BEGIN Exercise inputs
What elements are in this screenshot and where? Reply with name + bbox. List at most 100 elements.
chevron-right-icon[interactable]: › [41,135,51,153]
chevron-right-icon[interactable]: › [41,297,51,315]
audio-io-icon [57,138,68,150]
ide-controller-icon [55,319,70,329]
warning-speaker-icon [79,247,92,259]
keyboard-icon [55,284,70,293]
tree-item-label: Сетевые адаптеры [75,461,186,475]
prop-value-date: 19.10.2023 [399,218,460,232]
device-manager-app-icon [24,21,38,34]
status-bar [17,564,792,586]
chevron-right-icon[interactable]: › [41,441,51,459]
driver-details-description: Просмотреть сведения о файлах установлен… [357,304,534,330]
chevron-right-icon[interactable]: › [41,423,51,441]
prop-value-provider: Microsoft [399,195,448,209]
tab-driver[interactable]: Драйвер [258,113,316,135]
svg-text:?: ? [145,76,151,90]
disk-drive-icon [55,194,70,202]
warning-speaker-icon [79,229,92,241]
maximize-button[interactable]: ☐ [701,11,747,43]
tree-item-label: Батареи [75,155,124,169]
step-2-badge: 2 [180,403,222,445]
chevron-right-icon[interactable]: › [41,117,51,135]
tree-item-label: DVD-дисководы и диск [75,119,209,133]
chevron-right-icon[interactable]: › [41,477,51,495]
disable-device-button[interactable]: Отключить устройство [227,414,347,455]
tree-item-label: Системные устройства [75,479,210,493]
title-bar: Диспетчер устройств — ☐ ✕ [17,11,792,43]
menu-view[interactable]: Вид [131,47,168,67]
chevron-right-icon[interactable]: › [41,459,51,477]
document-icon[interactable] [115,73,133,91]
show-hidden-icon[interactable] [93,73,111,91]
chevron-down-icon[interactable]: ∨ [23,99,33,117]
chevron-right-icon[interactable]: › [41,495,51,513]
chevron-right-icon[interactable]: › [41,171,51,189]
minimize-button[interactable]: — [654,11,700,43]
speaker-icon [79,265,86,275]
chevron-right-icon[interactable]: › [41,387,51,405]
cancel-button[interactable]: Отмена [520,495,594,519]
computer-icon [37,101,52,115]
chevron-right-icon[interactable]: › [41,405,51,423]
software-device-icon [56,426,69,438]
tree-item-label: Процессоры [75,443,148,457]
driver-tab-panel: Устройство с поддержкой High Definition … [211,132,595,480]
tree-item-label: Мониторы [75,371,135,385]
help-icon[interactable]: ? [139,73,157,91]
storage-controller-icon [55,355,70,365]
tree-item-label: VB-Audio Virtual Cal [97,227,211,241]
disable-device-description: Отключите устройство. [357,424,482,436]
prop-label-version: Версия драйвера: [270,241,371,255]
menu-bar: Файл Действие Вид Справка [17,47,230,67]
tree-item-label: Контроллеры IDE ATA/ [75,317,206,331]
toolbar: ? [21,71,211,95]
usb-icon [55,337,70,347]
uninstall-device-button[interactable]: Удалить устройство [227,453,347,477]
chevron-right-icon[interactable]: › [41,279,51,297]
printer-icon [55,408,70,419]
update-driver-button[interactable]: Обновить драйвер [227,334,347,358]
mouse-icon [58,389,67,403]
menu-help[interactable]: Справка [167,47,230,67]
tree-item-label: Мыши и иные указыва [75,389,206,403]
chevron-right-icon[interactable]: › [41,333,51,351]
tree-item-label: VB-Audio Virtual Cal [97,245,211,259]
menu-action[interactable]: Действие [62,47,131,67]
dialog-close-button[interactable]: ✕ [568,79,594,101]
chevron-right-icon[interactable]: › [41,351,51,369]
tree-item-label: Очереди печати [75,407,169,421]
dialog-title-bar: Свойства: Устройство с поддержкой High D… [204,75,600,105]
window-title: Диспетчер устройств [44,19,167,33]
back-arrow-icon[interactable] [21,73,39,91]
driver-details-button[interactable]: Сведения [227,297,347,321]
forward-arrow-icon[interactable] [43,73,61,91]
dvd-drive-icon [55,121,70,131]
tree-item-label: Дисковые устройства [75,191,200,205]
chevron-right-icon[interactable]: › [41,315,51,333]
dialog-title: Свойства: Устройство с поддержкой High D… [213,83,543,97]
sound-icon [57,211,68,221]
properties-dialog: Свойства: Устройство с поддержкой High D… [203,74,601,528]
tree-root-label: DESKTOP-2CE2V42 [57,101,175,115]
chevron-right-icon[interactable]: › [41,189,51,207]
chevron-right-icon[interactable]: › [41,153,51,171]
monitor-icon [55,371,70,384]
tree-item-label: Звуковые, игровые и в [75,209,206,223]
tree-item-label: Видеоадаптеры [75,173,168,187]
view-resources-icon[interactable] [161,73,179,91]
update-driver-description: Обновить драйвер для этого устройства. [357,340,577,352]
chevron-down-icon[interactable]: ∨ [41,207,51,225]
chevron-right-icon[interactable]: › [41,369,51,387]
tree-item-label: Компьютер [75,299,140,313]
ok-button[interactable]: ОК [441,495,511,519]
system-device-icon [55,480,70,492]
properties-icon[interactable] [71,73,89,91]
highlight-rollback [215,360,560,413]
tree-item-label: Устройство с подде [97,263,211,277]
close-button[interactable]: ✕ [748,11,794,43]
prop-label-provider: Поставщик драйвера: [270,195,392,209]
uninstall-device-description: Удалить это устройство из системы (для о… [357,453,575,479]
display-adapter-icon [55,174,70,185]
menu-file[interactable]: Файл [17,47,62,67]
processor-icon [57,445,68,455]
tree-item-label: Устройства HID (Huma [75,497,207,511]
END Exercise inputs
Could you copy all of the data above verbatim, line for line, without altering a single character?

What elements are in this screenshot and where? Reply with name + bbox. List at most 100 elements.
chevron-right-icon[interactable]: › [41,135,51,153]
chevron-right-icon[interactable]: › [41,297,51,315]
audio-io-icon [57,138,68,150]
ide-controller-icon [55,319,70,329]
warning-speaker-icon [79,247,92,259]
keyboard-icon [55,284,70,293]
tree-item-label: Сетевые адаптеры [75,461,186,475]
prop-value-date: 19.10.2023 [399,218,460,232]
device-manager-app-icon [24,21,38,34]
status-bar [17,564,792,586]
chevron-right-icon[interactable]: › [41,441,51,459]
driver-details-description: Просмотреть сведения о файлах установлен… [357,304,534,330]
chevron-right-icon[interactable]: › [41,423,51,441]
prop-value-provider: Microsoft [399,195,448,209]
tab-driver[interactable]: Драйвер [258,113,316,135]
svg-text:?: ? [145,76,151,90]
disk-drive-icon [55,194,70,202]
warning-speaker-icon [79,229,92,241]
maximize-button[interactable]: ☐ [701,11,747,43]
tree-item-label: Батареи [75,155,124,169]
step-2-badge: 2 [180,403,222,445]
chevron-right-icon[interactable]: › [41,117,51,135]
tree-item-label: DVD-дисководы и диск [75,119,209,133]
chevron-right-icon[interactable]: › [41,477,51,495]
disable-device-button[interactable]: Отключить устройство [227,414,347,455]
tree-item-label: Системные устройства [75,479,210,493]
title-bar: Диспетчер устройств — ☐ ✕ [17,11,792,43]
menu-view[interactable]: Вид [131,47,168,67]
chevron-right-icon[interactable]: › [41,459,51,477]
document-icon[interactable] [115,73,133,91]
show-hidden-icon[interactable] [93,73,111,91]
chevron-down-icon[interactable]: ∨ [23,99,33,117]
chevron-right-icon[interactable]: › [41,495,51,513]
chevron-right-icon[interactable]: › [41,171,51,189]
minimize-button[interactable]: — [654,11,700,43]
speaker-icon [79,265,86,275]
chevron-right-icon[interactable]: › [41,387,51,405]
cancel-button[interactable]: Отмена [520,495,594,519]
computer-icon [37,101,52,115]
chevron-right-icon[interactable]: › [41,405,51,423]
software-device-icon [56,426,69,438]
tree-item-label: Процессоры [75,443,148,457]
driver-tab-panel: Устройство с поддержкой High Definition … [211,132,595,480]
tree-item-label: Мониторы [75,371,135,385]
help-icon[interactable]: ? [139,73,157,91]
storage-controller-icon [55,355,70,365]
tree-item-label: VB-Audio Virtual Cal [97,227,211,241]
disable-device-description: Отключите устройство. [357,424,482,436]
prop-label-version: Версия драйвера: [270,241,371,255]
menu-bar: Файл Действие Вид Справка [17,47,230,67]
tree-item-label: Контроллеры IDE ATA/ [75,317,206,331]
toolbar: ? [21,71,211,95]
usb-icon [55,337,70,347]
uninstall-device-button[interactable]: Удалить устройство [227,453,347,477]
chevron-right-icon[interactable]: › [41,279,51,297]
printer-icon [55,408,70,419]
update-driver-button[interactable]: Обновить драйвер [227,334,347,358]
mouse-icon [58,389,67,403]
menu-help[interactable]: Справка [167,47,230,67]
tree-item-label: Мыши и иные указыва [75,389,206,403]
chevron-right-icon[interactable]: › [41,333,51,351]
tree-item-label: VB-Audio Virtual Cal [97,245,211,259]
menu-action[interactable]: Действие [62,47,131,67]
dialog-close-button[interactable]: ✕ [568,79,594,101]
chevron-right-icon[interactable]: › [41,351,51,369]
tree-item-label: Очереди печати [75,407,169,421]
dialog-title-bar: Свойства: Устройство с поддержкой High D… [204,75,600,105]
window-title: Диспетчер устройств [44,19,167,33]
back-arrow-icon[interactable] [21,73,39,91]
driver-details-button[interactable]: Сведения [227,297,347,321]
forward-arrow-icon[interactable] [43,73,61,91]
dvd-drive-icon [55,121,70,131]
tree-item-label: Дисковые устройства [75,191,200,205]
chevron-right-icon[interactable]: › [41,315,51,333]
dialog-title: Свойства: Устройство с поддержкой High D… [213,83,543,97]
sound-icon [57,211,68,221]
properties-dialog: Свойства: Устройство с поддержкой High D… [203,74,601,528]
tree-root-label: DESKTOP-2CE2V42 [57,101,175,115]
chevron-right-icon[interactable]: › [41,189,51,207]
chevron-right-icon[interactable]: › [41,153,51,171]
monitor-icon [55,371,70,384]
tree-item-label: Звуковые, игровые и в [75,209,206,223]
tree-item-label: Видеоадаптеры [75,173,168,187]
view-resources-icon[interactable] [161,73,179,91]
update-driver-description: Обновить драйвер для этого устройства. [357,340,577,352]
chevron-down-icon[interactable]: ∨ [41,207,51,225]
chevron-right-icon[interactable]: › [41,369,51,387]
tree-item-label: Компьютер [75,299,140,313]
ok-button[interactable]: ОК [441,495,511,519]
system-device-icon [55,480,70,492]
properties-icon[interactable] [71,73,89,91]
highlight-rollback [215,360,560,413]
tree-item-label: Устройство с подде [97,263,211,277]
close-button[interactable]: ✕ [748,11,794,43]
prop-label-provider: Поставщик драйвера: [270,195,392,209]
uninstall-device-description: Удалить это устройство из системы (для о… [357,453,575,479]
display-adapter-icon [55,174,70,185]
menu-file[interactable]: Файл [17,47,62,67]
processor-icon [57,445,68,455]
tree-item-label: Устройства HID (Huma [75,497,207,511]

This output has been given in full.